## Work instructions
Write out the records below line for line, keeping every character as it stands, but leave out the pictures.

○ ○ ○ ○

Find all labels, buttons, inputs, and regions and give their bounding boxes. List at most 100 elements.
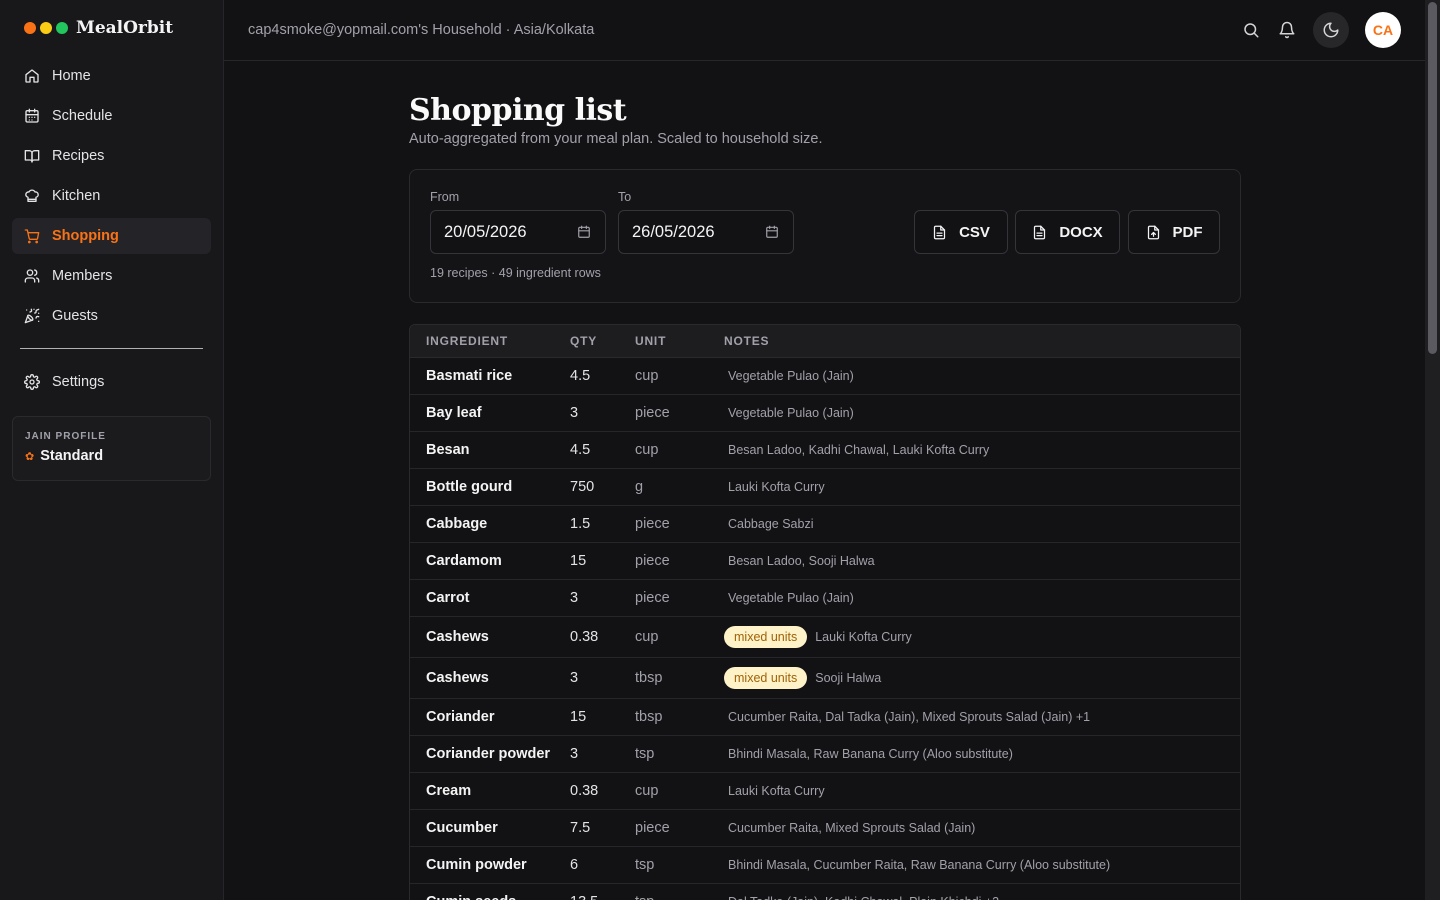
qty-cell: 15: [570, 709, 587, 725]
brand-name: MealOrbit: [76, 18, 174, 38]
to-date-input[interactable]: 26/05/2026: [618, 210, 794, 254]
sidebar-item-label: Kitchen: [52, 188, 101, 204]
ingredient-cell: Cashews: [426, 629, 489, 645]
ingredient-cell: Cardamom: [426, 553, 502, 569]
notes-cell: Lauki Kofta Curry: [724, 480, 1240, 494]
brand[interactable]: MealOrbit: [0, 0, 223, 56]
unit-cell: cup: [635, 629, 659, 645]
theme-toggle-button[interactable]: [1313, 12, 1349, 48]
from-label: From: [430, 190, 460, 204]
table-row: Coriander powder 3 tsp Bhindi Masala, Raw B…: [410, 736, 1240, 773]
ingredient-cell: Cumin seeds: [410, 894, 570, 900]
column-header-ingredient[interactable]: INGREDIENT: [410, 334, 570, 348]
qty-cell: 0.38: [570, 783, 599, 799]
export-docx-button[interactable]: DOCX: [1015, 210, 1120, 254]
notes-text: Lauki Kofta Curry: [728, 480, 825, 494]
column-header-notes[interactable]: NOTES: [724, 334, 1240, 348]
sidebar-item-label: Schedule: [52, 108, 113, 124]
unit-cell: cup: [635, 368, 659, 384]
jain-profile-card[interactable]: JAIN PROFILE ✿ Standard: [12, 416, 211, 481]
notes-text: Dal Tadka (Jain), Kadhi Chawal, Plain Kh…: [724, 895, 999, 900]
export-csv-label: CSV: [959, 223, 990, 241]
ingredient-cell: Cashews: [426, 670, 489, 686]
table-row: Besan 4.5 cup Besan Ladoo, Kadhi Chawal, La…: [410, 432, 1240, 469]
search-icon: [1244, 23, 1259, 38]
cart-icon: [24, 229, 40, 244]
table-row: Cream 0.38 cup Lauki Kofta Curry: [410, 773, 1240, 810]
sidebar-item-label: Members: [52, 268, 113, 284]
moon-icon: [1323, 22, 1339, 38]
notes-text: Vegetable Pulao (Jain): [728, 406, 854, 420]
ingredient-cell: Bay leaf: [426, 405, 482, 421]
ingredient-cell: Cabbage: [426, 516, 488, 532]
ingredient-cell: Bottle gourd: [426, 479, 513, 495]
notes-text: Lauki Kofta Curry: [728, 784, 825, 798]
qty-cell: 750: [570, 479, 595, 495]
ingredient-cell: Besan: [426, 442, 470, 458]
notes-cell: Vegetable Pulao (Jain): [724, 369, 1240, 383]
export-pdf-button[interactable]: PDF: [1128, 210, 1220, 254]
search-button[interactable]: [1233, 12, 1269, 48]
notes-cell: Cabbage Sabzi: [724, 517, 1240, 531]
profile-value-text: Standard: [40, 448, 104, 464]
unit-cell: piece: [635, 553, 670, 569]
sidebar-item-shopping[interactable]: Shopping: [12, 218, 211, 254]
filter-card: From 20/05/2026 To 26/05/2026 CSV DOCX P…: [409, 169, 1241, 303]
qty-cell: 15: [570, 553, 587, 569]
table-row: Cashews 0.38 cup mixed units Lauki Kofta Cur…: [410, 617, 1240, 658]
unit-cell: cup: [635, 442, 659, 458]
unit-cell: piece: [635, 405, 670, 421]
scrollbar-thumb[interactable]: [1428, 2, 1437, 354]
unit-cell: piece: [635, 820, 670, 836]
sidebar-item-recipes[interactable]: Recipes: [12, 138, 211, 174]
from-date-input[interactable]: 20/05/2026: [430, 210, 606, 254]
unit-cell: piece: [635, 516, 670, 532]
unit-cell: tbsp: [635, 670, 663, 686]
notes-text: Vegetable Pulao (Jain): [728, 591, 854, 605]
sidebar-item-schedule[interactable]: Schedule: [12, 98, 211, 134]
notes-cell: mixed units Sooji Halwa: [724, 667, 1240, 689]
chef-hat-icon: [25, 189, 39, 202]
notes-cell: Besan Ladoo, Sooji Halwa: [724, 554, 1240, 568]
sidebar-item-settings[interactable]: Settings: [12, 364, 211, 400]
ingredient-cell: Coriander powder: [426, 746, 551, 762]
notes-cell: Cucumber Raita, Dal Tadka (Jain), Mixed …: [724, 710, 1240, 724]
page-scrollbar[interactable]: [1425, 0, 1440, 900]
ingredient-cell: Coriander: [426, 709, 495, 725]
sidebar-item-kitchen[interactable]: Kitchen: [12, 178, 211, 214]
export-pdf-label: PDF: [1172, 223, 1203, 241]
table-row: Bottle gourd 750 g Lauki Kofta Curry: [410, 469, 1240, 506]
qty-cell: 4.5: [570, 442, 591, 458]
topbar: cap4smoke@yopmail.com's Household · Asia…: [224, 0, 1425, 61]
sidebar-nav: Home Schedule Recipes Kitchen Shopping M…: [0, 58, 223, 400]
mixed-units-badge: mixed units: [724, 667, 808, 689]
calendar-icon[interactable]: [577, 225, 591, 239]
notifications-button[interactable]: [1269, 12, 1305, 48]
qty-cell: 1.5: [570, 516, 591, 532]
notes-cell: Lauki Kofta Curry: [724, 784, 1240, 798]
household-label: cap4smoke@yopmail.com's Household · Asia…: [248, 22, 595, 38]
calendar-icon: [25, 108, 39, 123]
notes-text: Bhindi Masala, Cucumber Raita, Raw Banan…: [728, 858, 1111, 872]
notes-cell: Besan Ladoo, Kadhi Chawal, Lauki Kofta C…: [724, 443, 1240, 457]
column-header-unit[interactable]: UNIT: [635, 334, 724, 348]
unit-cell: tsp: [635, 894, 724, 900]
ingredient-cell: Cumin powder: [426, 857, 527, 873]
user-avatar[interactable]: CA: [1365, 12, 1401, 48]
qty-cell: 3: [570, 405, 579, 421]
calendar-icon[interactable]: [765, 225, 779, 239]
export-csv-button[interactable]: CSV: [914, 210, 1008, 254]
column-header-qty[interactable]: QTY: [570, 334, 635, 348]
qty-cell: 13.5: [570, 894, 635, 900]
sidebar-item-guests[interactable]: Guests: [12, 298, 211, 334]
top-actions: CA: [1233, 12, 1401, 48]
sidebar-item-label: Settings: [52, 374, 105, 390]
sidebar-item-label: Guests: [52, 308, 98, 324]
brand-logo: [24, 22, 68, 34]
notes-text: Cabbage Sabzi: [728, 517, 814, 531]
sidebar-item-home[interactable]: Home: [12, 58, 211, 94]
sidebar-item-members[interactable]: Members: [12, 258, 211, 294]
party-icon: [24, 308, 40, 324]
export-docx-label: DOCX: [1059, 223, 1103, 241]
qty-cell: 7.5: [570, 820, 591, 836]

○ ○ ○ ○

## Completed task
Find all labels, buttons, inputs, and regions and give their bounding boxes. List at most 100 elements.
qty-cell: 15: [570, 709, 587, 725]
brand-name: MealOrbit: [76, 18, 174, 38]
to-date-input[interactable]: 26/05/2026: [618, 210, 794, 254]
sidebar-item-label: Kitchen: [52, 188, 101, 204]
ingredient-cell: Cashews: [426, 629, 489, 645]
ingredient-cell: Cardamom: [426, 553, 502, 569]
notes-cell: Lauki Kofta Curry: [724, 480, 1240, 494]
brand[interactable]: MealOrbit: [0, 0, 223, 56]
unit-cell: cup: [635, 629, 659, 645]
theme-toggle-button[interactable]: [1313, 12, 1349, 48]
from-label: From: [430, 190, 460, 204]
table-row: Coriander powder 3 tsp Bhindi Masala, Raw B…: [410, 736, 1240, 773]
ingredient-cell: Cumin seeds: [410, 894, 570, 900]
column-header-ingredient[interactable]: INGREDIENT: [410, 334, 570, 348]
qty-cell: 0.38: [570, 783, 599, 799]
export-docx-button[interactable]: DOCX: [1015, 210, 1120, 254]
notes-text: Lauki Kofta Curry: [728, 480, 825, 494]
column-header-notes[interactable]: NOTES: [724, 334, 1240, 348]
sidebar-item-label: Schedule: [52, 108, 113, 124]
unit-cell: cup: [635, 368, 659, 384]
jain-profile-card[interactable]: JAIN PROFILE ✿ Standard: [12, 416, 211, 481]
notes-text: Dal Tadka (Jain), Kadhi Chawal, Plain Kh…: [724, 895, 999, 900]
export-csv-label: CSV: [959, 223, 990, 241]
ingredient-cell: Cashews: [426, 670, 489, 686]
table-row: Besan 4.5 cup Besan Ladoo, Kadhi Chawal, La…: [410, 432, 1240, 469]
search-icon: [1244, 23, 1259, 38]
cart-icon: [24, 229, 40, 244]
table-row: Cream 0.38 cup Lauki Kofta Curry: [410, 773, 1240, 810]
sidebar-item-label: Members: [52, 268, 113, 284]
moon-icon: [1323, 22, 1339, 38]
notes-text: Vegetable Pulao (Jain): [728, 406, 854, 420]
ingredient-cell: Bay leaf: [426, 405, 482, 421]
ingredient-cell: Cabbage: [426, 516, 488, 532]
ingredient-cell: Bottle gourd: [426, 479, 513, 495]
notes-text: Lauki Kofta Curry: [728, 784, 825, 798]
qty-cell: 750: [570, 479, 595, 495]
ingredient-cell: Besan: [426, 442, 470, 458]
notes-cell: Vegetable Pulao (Jain): [724, 369, 1240, 383]
export-pdf-button[interactable]: PDF: [1128, 210, 1220, 254]
search-button[interactable]: [1233, 12, 1269, 48]
notes-cell: Cabbage Sabzi: [724, 517, 1240, 531]
profile-value-text: Standard: [40, 448, 104, 464]
unit-cell: piece: [635, 553, 670, 569]
sidebar-item-shopping[interactable]: Shopping: [12, 218, 211, 254]
filter-card: From 20/05/2026 To 26/05/2026 CSV DOCX P…: [409, 169, 1241, 303]
qty-cell: 15: [570, 553, 587, 569]
table-row: Cashews 0.38 cup mixed units Lauki Kofta Cur…: [410, 617, 1240, 658]
unit-cell: cup: [635, 442, 659, 458]
unit-cell: piece: [635, 405, 670, 421]
scrollbar-thumb[interactable]: [1428, 2, 1437, 354]
unit-cell: piece: [635, 820, 670, 836]
sidebar-item-recipes[interactable]: Recipes: [12, 138, 211, 174]
from-date-input[interactable]: 20/05/2026: [430, 210, 606, 254]
unit-cell: piece: [635, 516, 670, 532]
unit-cell: tbsp: [635, 670, 663, 686]
notes-text: Vegetable Pulao (Jain): [728, 591, 854, 605]
sidebar-item-schedule[interactable]: Schedule: [12, 98, 211, 134]
notes-cell: mixed units Sooji Halwa: [724, 667, 1240, 689]
chef-hat-icon: [25, 189, 39, 202]
notes-cell: Besan Ladoo, Sooji Halwa: [724, 554, 1240, 568]
sidebar-item-settings[interactable]: Settings: [12, 364, 211, 400]
ingredient-cell: Coriander powder: [426, 746, 551, 762]
notes-cell: Cucumber Raita, Dal Tadka (Jain), Mixed …: [724, 710, 1240, 724]
page-scrollbar[interactable]: [1425, 0, 1440, 900]
ingredient-cell: Coriander: [426, 709, 495, 725]
sidebar-item-kitchen[interactable]: Kitchen: [12, 178, 211, 214]
export-pdf-label: PDF: [1172, 223, 1203, 241]
table-row: Bottle gourd 750 g Lauki Kofta Curry: [410, 469, 1240, 506]
qty-cell: 4.5: [570, 442, 591, 458]
topbar: cap4smoke@yopmail.com's Household · Asia…: [224, 0, 1425, 61]
sidebar-nav: Home Schedule Recipes Kitchen Shopping M…: [0, 58, 223, 400]
mixed-units-badge: mixed units: [724, 667, 808, 689]
calendar-icon[interactable]: [577, 225, 591, 239]
notifications-button[interactable]: [1269, 12, 1305, 48]
qty-cell: 1.5: [570, 516, 591, 532]
notes-cell: Lauki Kofta Curry: [724, 784, 1240, 798]
household-label: cap4smoke@yopmail.com's Household · Asia…: [248, 22, 595, 38]
calendar-icon: [25, 108, 39, 123]
notes-text: Bhindi Masala, Cucumber Raita, Raw Banan…: [728, 858, 1111, 872]
notes-cell: Besan Ladoo, Kadhi Chawal, Lauki Kofta C…: [724, 443, 1240, 457]
column-header-unit[interactable]: UNIT: [635, 334, 724, 348]
unit-cell: tsp: [635, 894, 724, 900]
ingredient-cell: Cumin powder: [426, 857, 527, 873]
user-avatar[interactable]: CA: [1365, 12, 1401, 48]
qty-cell: 3: [570, 405, 579, 421]
calendar-icon[interactable]: [765, 225, 779, 239]
export-csv-button[interactable]: CSV: [914, 210, 1008, 254]
column-header-qty[interactable]: QTY: [570, 334, 635, 348]
qty-cell: 13.5: [570, 894, 635, 900]
sidebar-item-guests[interactable]: Guests: [12, 298, 211, 334]
top-actions: CA: [1233, 12, 1401, 48]
sidebar-item-label: Settings: [52, 374, 105, 390]
sidebar-item-label: Guests: [52, 308, 98, 324]
brand-logo: [24, 22, 68, 34]
notes-text: Cabbage Sabzi: [728, 517, 814, 531]
sidebar-item-home[interactable]: Home: [12, 58, 211, 94]
sidebar-item-members[interactable]: Members: [12, 258, 211, 294]
party-icon: [24, 308, 40, 324]
export-docx-label: DOCX: [1059, 223, 1103, 241]
qty-cell: 7.5: [570, 820, 591, 836]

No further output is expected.